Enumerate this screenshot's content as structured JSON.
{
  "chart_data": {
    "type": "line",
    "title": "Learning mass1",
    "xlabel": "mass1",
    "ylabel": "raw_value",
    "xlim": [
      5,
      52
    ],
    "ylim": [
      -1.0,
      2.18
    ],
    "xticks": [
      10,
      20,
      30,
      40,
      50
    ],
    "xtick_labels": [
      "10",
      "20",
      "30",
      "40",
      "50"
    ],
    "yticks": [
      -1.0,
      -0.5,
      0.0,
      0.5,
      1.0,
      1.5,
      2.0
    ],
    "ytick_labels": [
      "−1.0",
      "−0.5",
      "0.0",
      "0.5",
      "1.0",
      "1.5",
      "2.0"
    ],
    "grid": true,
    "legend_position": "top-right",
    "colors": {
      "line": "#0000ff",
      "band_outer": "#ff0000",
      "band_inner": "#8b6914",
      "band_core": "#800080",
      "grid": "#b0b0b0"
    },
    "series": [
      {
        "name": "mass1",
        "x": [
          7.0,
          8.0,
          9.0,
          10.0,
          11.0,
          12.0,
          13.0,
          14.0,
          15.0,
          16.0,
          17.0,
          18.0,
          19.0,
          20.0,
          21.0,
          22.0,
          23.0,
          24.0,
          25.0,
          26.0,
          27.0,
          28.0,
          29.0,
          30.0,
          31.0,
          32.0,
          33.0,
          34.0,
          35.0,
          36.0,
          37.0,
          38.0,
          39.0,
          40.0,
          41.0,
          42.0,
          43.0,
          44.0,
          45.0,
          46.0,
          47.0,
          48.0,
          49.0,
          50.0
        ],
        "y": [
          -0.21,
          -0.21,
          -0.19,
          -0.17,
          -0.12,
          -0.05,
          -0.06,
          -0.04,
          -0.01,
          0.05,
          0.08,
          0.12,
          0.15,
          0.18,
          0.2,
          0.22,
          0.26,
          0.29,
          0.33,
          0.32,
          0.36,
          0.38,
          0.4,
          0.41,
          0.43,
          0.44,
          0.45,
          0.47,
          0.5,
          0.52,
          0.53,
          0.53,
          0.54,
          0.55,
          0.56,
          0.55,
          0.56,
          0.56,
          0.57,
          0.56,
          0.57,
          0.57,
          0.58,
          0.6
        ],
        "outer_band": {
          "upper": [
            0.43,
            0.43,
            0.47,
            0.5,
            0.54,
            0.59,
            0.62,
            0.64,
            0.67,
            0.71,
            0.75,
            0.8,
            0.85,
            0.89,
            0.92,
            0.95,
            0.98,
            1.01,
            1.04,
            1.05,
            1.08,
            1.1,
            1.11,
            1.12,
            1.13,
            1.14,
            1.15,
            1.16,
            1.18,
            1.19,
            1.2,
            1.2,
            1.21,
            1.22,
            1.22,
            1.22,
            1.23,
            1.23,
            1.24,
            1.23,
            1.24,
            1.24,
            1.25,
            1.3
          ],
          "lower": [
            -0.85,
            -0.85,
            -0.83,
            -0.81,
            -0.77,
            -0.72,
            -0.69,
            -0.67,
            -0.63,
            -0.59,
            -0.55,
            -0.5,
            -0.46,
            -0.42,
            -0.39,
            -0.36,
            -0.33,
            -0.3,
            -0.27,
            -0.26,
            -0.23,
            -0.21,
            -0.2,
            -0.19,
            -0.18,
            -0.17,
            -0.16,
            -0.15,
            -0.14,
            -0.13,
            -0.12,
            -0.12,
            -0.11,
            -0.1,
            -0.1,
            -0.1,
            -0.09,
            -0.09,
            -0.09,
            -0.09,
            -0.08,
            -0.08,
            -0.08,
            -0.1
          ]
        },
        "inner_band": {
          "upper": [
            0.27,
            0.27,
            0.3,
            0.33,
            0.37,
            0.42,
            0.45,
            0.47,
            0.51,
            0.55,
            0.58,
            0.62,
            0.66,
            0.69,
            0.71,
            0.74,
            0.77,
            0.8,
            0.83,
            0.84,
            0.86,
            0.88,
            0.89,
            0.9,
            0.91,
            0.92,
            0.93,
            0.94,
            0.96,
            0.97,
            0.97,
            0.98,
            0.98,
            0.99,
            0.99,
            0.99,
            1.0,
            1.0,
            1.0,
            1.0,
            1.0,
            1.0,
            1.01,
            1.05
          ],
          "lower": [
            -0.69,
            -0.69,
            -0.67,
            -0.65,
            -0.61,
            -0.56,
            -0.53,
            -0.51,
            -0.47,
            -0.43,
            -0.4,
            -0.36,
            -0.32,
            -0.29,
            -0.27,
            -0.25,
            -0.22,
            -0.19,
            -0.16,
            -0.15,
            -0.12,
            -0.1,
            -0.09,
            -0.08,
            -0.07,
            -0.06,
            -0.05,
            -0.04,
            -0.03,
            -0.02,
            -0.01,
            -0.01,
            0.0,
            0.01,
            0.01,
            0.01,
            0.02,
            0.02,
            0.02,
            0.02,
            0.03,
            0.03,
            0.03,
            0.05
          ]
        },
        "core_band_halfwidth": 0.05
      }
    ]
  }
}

### Exercise
Output the entries verbatim.

### Reply to the exercise
Enumerate this screenshot's content as structured JSON.
{
  "chart_data": {
    "type": "line",
    "title": "Learning mass1",
    "xlabel": "mass1",
    "ylabel": "raw_value",
    "xlim": [
      5,
      52
    ],
    "ylim": [
      -1.0,
      2.18
    ],
    "xticks": [
      10,
      20,
      30,
      40,
      50
    ],
    "xtick_labels": [
      "10",
      "20",
      "30",
      "40",
      "50"
    ],
    "yticks": [
      -1.0,
      -0.5,
      0.0,
      0.5,
      1.0,
      1.5,
      2.0
    ],
    "ytick_labels": [
      "−1.0",
      "−0.5",
      "0.0",
      "0.5",
      "1.0",
      "1.5",
      "2.0"
    ],
    "grid": true,
    "legend_position": "top-right",
    "colors": {
      "line": "#0000ff",
      "band_outer": "#ff0000",
      "band_inner": "#8b6914",
      "band_core": "#800080",
      "grid": "#b0b0b0"
    },
    "series": [
      {
        "name": "mass1",
        "x": [
          7.0,
          8.0,
          9.0,
          10.0,
          11.0,
          12.0,
          13.0,
          14.0,
          15.0,
          16.0,
          17.0,
          18.0,
          19.0,
          20.0,
          21.0,
          22.0,
          23.0,
          24.0,
          25.0,
          26.0,
          27.0,
          28.0,
          29.0,
          30.0,
          31.0,
          32.0,
          33.0,
          34.0,
          35.0,
          36.0,
          37.0,
          38.0,
          39.0,
          40.0,
          41.0,
          42.0,
          43.0,
          44.0,
          45.0,
          46.0,
          47.0,
          48.0,
          49.0,
          50.0
        ],
        "y": [
          -0.21,
          -0.21,
          -0.19,
          -0.17,
          -0.12,
          -0.05,
          -0.06,
          -0.04,
          -0.01,
          0.05,
          0.08,
          0.12,
          0.15,
          0.18,
          0.2,
          0.22,
          0.26,
          0.29,
          0.33,
          0.32,
          0.36,
          0.38,
          0.4,
          0.41,
          0.43,
          0.44,
          0.45,
          0.47,
          0.5,
          0.52,
          0.53,
          0.53,
          0.54,
          0.55,
          0.56,
          0.55,
          0.56,
          0.56,
          0.57,
          0.56,
          0.57,
          0.57,
          0.58,
          0.6
        ],
        "outer_band": {
          "upper": [
            0.43,
            0.43,
            0.47,
            0.5,
            0.54,
            0.59,
            0.62,
            0.64,
            0.67,
            0.71,
            0.75,
            0.8,
            0.85,
            0.89,
            0.92,
            0.95,
            0.98,
            1.01,
            1.04,
            1.05,
            1.08,
            1.1,
            1.11,
            1.12,
            1.13,
            1.14,
            1.15,
            1.16,
            1.18,
            1.19,
            1.2,
            1.2,
            1.21,
            1.22,
            1.22,
            1.22,
            1.23,
            1.23,
            1.24,
            1.23,
            1.24,
            1.24,
            1.25,
            1.3
          ],
          "lower": [
            -0.85,
            -0.85,
            -0.83,
            -0.81,
            -0.77,
            -0.72,
            -0.69,
            -0.67,
            -0.63,
            -0.59,
            -0.55,
            -0.5,
            -0.46,
            -0.42,
            -0.39,
            -0.36,
            -0.33,
            -0.3,
            -0.27,
            -0.26,
            -0.23,
            -0.21,
            -0.2,
            -0.19,
            -0.18,
            -0.17,
            -0.16,
            -0.15,
            -0.14,
            -0.13,
            -0.12,
            -0.12,
            -0.11,
            -0.1,
            -0.1,
            -0.1,
            -0.09,
            -0.09,
            -0.09,
            -0.09,
            -0.08,
            -0.08,
            -0.08,
            -0.1
          ]
        },
        "inner_band": {
          "upper": [
            0.27,
            0.27,
            0.3,
            0.33,
            0.37,
            0.42,
            0.45,
            0.47,
            0.51,
            0.55,
            0.58,
            0.62,
            0.66,
            0.69,
            0.71,
            0.74,
            0.77,
            0.8,
            0.83,
            0.84,
            0.86,
            0.88,
            0.89,
            0.9,
            0.91,
            0.92,
            0.93,
            0.94,
            0.96,
            0.97,
            0.97,
            0.98,
            0.98,
            0.99,
            0.99,
            0.99,
            1.0,
            1.0,
            1.0,
            1.0,
            1.0,
            1.0,
            1.01,
            1.05
          ],
          "lower": [
            -0.69,
            -0.69,
            -0.67,
            -0.65,
            -0.61,
            -0.56,
            -0.53,
            -0.51,
            -0.47,
            -0.43,
            -0.4,
            -0.36,
            -0.32,
            -0.29,
            -0.27,
            -0.25,
            -0.22,
            -0.19,
            -0.16,
            -0.15,
            -0.12,
            -0.1,
            -0.09,
            -0.08,
            -0.07,
            -0.06,
            -0.05,
            -0.04,
            -0.03,
            -0.02,
            -0.01,
            -0.01,
            0.0,
            0.01,
            0.01,
            0.01,
            0.02,
            0.02,
            0.02,
            0.02,
            0.03,
            0.03,
            0.03,
            0.05
          ]
        },
        "core_band_halfwidth": 0.05
      }
    ]
  }
}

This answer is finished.